● Objective: Reproduce each record exactly.

● Entries supplied:
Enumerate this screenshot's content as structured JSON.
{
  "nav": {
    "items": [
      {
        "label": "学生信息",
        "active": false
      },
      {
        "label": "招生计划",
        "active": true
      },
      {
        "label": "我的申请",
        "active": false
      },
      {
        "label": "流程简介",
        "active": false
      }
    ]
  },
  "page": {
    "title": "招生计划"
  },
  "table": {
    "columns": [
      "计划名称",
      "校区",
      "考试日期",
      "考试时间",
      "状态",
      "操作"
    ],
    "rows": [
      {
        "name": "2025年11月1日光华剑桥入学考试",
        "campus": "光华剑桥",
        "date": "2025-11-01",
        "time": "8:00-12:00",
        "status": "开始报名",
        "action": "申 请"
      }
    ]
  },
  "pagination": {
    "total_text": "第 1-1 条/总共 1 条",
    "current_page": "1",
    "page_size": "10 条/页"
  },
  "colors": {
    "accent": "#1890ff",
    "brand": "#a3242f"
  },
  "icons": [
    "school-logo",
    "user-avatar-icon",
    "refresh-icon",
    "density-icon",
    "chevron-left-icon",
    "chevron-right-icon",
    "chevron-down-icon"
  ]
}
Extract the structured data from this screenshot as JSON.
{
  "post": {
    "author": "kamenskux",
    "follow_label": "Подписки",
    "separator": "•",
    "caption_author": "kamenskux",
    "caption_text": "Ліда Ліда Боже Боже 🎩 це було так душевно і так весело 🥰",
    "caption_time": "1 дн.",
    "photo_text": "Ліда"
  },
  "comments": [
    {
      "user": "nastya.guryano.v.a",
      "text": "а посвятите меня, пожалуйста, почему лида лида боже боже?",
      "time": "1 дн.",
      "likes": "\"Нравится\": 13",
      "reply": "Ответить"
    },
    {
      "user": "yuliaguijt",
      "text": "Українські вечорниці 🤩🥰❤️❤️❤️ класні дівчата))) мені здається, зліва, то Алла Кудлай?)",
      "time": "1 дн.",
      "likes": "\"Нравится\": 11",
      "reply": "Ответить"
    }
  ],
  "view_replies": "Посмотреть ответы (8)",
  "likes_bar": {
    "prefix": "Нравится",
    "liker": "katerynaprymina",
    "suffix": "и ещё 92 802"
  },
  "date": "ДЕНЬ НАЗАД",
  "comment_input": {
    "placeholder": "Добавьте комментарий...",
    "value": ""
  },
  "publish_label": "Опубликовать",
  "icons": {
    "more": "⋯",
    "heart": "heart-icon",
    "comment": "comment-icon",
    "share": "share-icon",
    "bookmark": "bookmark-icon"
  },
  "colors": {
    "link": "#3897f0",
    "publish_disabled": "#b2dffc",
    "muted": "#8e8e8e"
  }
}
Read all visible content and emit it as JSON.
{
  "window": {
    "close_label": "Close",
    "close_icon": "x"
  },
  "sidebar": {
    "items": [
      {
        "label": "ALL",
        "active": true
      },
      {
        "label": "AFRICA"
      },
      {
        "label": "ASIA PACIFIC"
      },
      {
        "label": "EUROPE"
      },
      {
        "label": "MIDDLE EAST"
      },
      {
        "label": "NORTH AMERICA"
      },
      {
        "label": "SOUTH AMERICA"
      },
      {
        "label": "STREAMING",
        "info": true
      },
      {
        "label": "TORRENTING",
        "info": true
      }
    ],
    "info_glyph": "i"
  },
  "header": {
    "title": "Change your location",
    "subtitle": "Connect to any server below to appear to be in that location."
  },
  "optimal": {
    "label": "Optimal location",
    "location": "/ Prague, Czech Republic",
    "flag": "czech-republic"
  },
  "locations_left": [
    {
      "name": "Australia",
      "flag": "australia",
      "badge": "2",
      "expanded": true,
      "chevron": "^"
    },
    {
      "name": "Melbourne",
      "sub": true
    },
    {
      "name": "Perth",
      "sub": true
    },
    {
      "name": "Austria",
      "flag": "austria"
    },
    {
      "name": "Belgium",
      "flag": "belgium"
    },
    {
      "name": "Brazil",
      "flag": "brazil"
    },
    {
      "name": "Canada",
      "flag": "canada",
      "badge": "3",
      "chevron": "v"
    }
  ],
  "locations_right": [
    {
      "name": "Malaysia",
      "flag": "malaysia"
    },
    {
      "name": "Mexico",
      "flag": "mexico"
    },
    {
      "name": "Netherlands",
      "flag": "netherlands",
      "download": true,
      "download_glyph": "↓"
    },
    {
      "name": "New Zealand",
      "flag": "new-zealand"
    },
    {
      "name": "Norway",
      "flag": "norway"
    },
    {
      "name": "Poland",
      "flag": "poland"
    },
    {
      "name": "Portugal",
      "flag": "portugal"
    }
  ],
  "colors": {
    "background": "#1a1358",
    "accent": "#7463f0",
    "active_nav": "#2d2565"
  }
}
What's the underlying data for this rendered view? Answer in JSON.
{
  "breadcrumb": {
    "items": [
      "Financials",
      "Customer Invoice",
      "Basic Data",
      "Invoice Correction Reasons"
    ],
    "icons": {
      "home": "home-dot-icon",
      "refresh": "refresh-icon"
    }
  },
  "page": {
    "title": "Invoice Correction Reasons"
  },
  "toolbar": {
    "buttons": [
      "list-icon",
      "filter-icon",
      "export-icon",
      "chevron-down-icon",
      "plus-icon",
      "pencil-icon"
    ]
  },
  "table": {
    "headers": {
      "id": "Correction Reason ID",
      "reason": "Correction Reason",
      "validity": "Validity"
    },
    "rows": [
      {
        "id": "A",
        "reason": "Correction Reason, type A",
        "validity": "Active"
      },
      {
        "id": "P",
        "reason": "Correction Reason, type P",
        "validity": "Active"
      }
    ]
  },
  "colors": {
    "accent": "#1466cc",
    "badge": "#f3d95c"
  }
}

● Finished answer:
Enumerate this screenshot's content as structured JSON.
{
  "nav": {
    "items": [
      {
        "label": "学生信息",
        "active": false
      },
      {
        "label": "招生计划",
        "active": true
      },
      {
        "label": "我的申请",
        "active": false
      },
      {
        "label": "流程简介",
        "active": false
      }
    ]
  },
  "page": {
    "title": "招生计划"
  },
  "table": {
    "columns": [
      "计划名称",
      "校区",
      "考试日期",
      "考试时间",
      "状态",
      "操作"
    ],
    "rows": [
      {
        "name": "2025年11月1日光华剑桥入学考试",
        "campus": "光华剑桥",
        "date": "2025-11-01",
        "time": "8:00-12:00",
        "status": "开始报名",
        "action": "申 请"
      }
    ]
  },
  "pagination": {
    "total_text": "第 1-1 条/总共 1 条",
    "current_page": "1",
    "page_size": "10 条/页"
  },
  "colors": {
    "accent": "#1890ff",
    "brand": "#a3242f"
  },
  "icons": [
    "school-logo",
    "user-avatar-icon",
    "refresh-icon",
    "density-icon",
    "chevron-left-icon",
    "chevron-right-icon",
    "chevron-down-icon"
  ]
}
Extract the structured data from this screenshot as JSON.
{
  "post": {
    "author": "kamenskux",
    "follow_label": "Подписки",
    "separator": "•",
    "caption_author": "kamenskux",
    "caption_text": "Ліда Ліда Боже Боже 🎩 це було так душевно і так весело 🥰",
    "caption_time": "1 дн.",
    "photo_text": "Ліда"
  },
  "comments": [
    {
      "user": "nastya.guryano.v.a",
      "text": "а посвятите меня, пожалуйста, почему лида лида боже боже?",
      "time": "1 дн.",
      "likes": "\"Нравится\": 13",
      "reply": "Ответить"
    },
    {
      "user": "yuliaguijt",
      "text": "Українські вечорниці 🤩🥰❤️❤️❤️ класні дівчата))) мені здається, зліва, то Алла Кудлай?)",
      "time": "1 дн.",
      "likes": "\"Нравится\": 11",
      "reply": "Ответить"
    }
  ],
  "view_replies": "Посмотреть ответы (8)",
  "likes_bar": {
    "prefix": "Нравится",
    "liker": "katerynaprymina",
    "suffix": "и ещё 92 802"
  },
  "date": "ДЕНЬ НАЗАД",
  "comment_input": {
    "placeholder": "Добавьте комментарий...",
    "value": ""
  },
  "publish_label": "Опубликовать",
  "icons": {
    "more": "⋯",
    "heart": "heart-icon",
    "comment": "comment-icon",
    "share": "share-icon",
    "bookmark": "bookmark-icon"
  },
  "colors": {
    "link": "#3897f0",
    "publish_disabled": "#b2dffc",
    "muted": "#8e8e8e"
  }
}
Read all visible content and emit it as JSON.
{
  "window": {
    "close_label": "Close",
    "close_icon": "x"
  },
  "sidebar": {
    "items": [
      {
        "label": "ALL",
        "active": true
      },
      {
        "label": "AFRICA"
      },
      {
        "label": "ASIA PACIFIC"
      },
      {
        "label": "EUROPE"
      },
      {
        "label": "MIDDLE EAST"
      },
      {
        "label": "NORTH AMERICA"
      },
      {
        "label": "SOUTH AMERICA"
      },
      {
        "label": "STREAMING",
        "info": true
      },
      {
        "label": "TORRENTING",
        "info": true
      }
    ],
    "info_glyph": "i"
  },
  "header": {
    "title": "Change your location",
    "subtitle": "Connect to any server below to appear to be in that location."
  },
  "optimal": {
    "label": "Optimal location",
    "location": "/ Prague, Czech Republic",
    "flag": "czech-republic"
  },
  "locations_left": [
    {
      "name": "Australia",
      "flag": "australia",
      "badge": "2",
      "expanded": true,
      "chevron": "^"
    },
    {
      "name": "Melbourne",
      "sub": true
    },
    {
      "name": "Perth",
      "sub": true
    },
    {
      "name": "Austria",
      "flag": "austria"
    },
    {
      "name": "Belgium",
      "flag": "belgium"
    },
    {
      "name": "Brazil",
      "flag": "brazil"
    },
    {
      "name": "Canada",
      "flag": "canada",
      "badge": "3",
      "chevron": "v"
    }
  ],
  "locations_right": [
    {
      "name": "Malaysia",
      "flag": "malaysia"
    },
    {
      "name": "Mexico",
      "flag": "mexico"
    },
    {
      "name": "Netherlands",
      "flag": "netherlands",
      "download": true,
      "download_glyph": "↓"
    },
    {
      "name": "New Zealand",
      "flag": "new-zealand"
    },
    {
      "name": "Norway",
      "flag": "norway"
    },
    {
      "name": "Poland",
      "flag": "poland"
    },
    {
      "name": "Portugal",
      "flag": "portugal"
    }
  ],
  "colors": {
    "background": "#1a1358",
    "accent": "#7463f0",
    "active_nav": "#2d2565"
  }
}
What's the underlying data for this rendered view? Answer in JSON.
{
  "breadcrumb": {
    "items": [
      "Financials",
      "Customer Invoice",
      "Basic Data",
      "Invoice Correction Reasons"
    ],
    "icons": {
      "home": "home-dot-icon",
      "refresh": "refresh-icon"
    }
  },
  "page": {
    "title": "Invoice Correction Reasons"
  },
  "toolbar": {
    "buttons": [
      "list-icon",
      "filter-icon",
      "export-icon",
      "chevron-down-icon",
      "plus-icon",
      "pencil-icon"
    ]
  },
  "table": {
    "headers": {
      "id": "Correction Reason ID",
      "reason": "Correction Reason",
      "validity": "Validity"
    },
    "rows": [
      {
        "id": "A",
        "reason": "Correction Reason, type A",
        "validity": "Active"
      },
      {
        "id": "P",
        "reason": "Correction Reason, type P",
        "validity": "Active"
      }
    ]
  },
  "colors": {
    "accent": "#1466cc",
    "badge": "#f3d95c"
  }
}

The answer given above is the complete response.